┌──

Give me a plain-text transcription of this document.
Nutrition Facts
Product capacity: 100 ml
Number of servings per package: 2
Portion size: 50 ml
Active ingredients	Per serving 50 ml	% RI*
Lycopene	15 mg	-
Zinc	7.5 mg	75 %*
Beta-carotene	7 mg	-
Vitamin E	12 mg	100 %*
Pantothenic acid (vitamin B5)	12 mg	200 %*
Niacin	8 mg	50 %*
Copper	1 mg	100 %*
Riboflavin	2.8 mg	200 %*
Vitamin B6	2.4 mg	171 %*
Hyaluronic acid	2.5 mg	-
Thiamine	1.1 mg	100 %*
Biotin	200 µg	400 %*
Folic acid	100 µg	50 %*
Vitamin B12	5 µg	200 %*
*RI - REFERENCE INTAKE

└──

# Exercise task:
State how many lines of the records above contain the word "acid", and give only that number.

# Exercise response:
3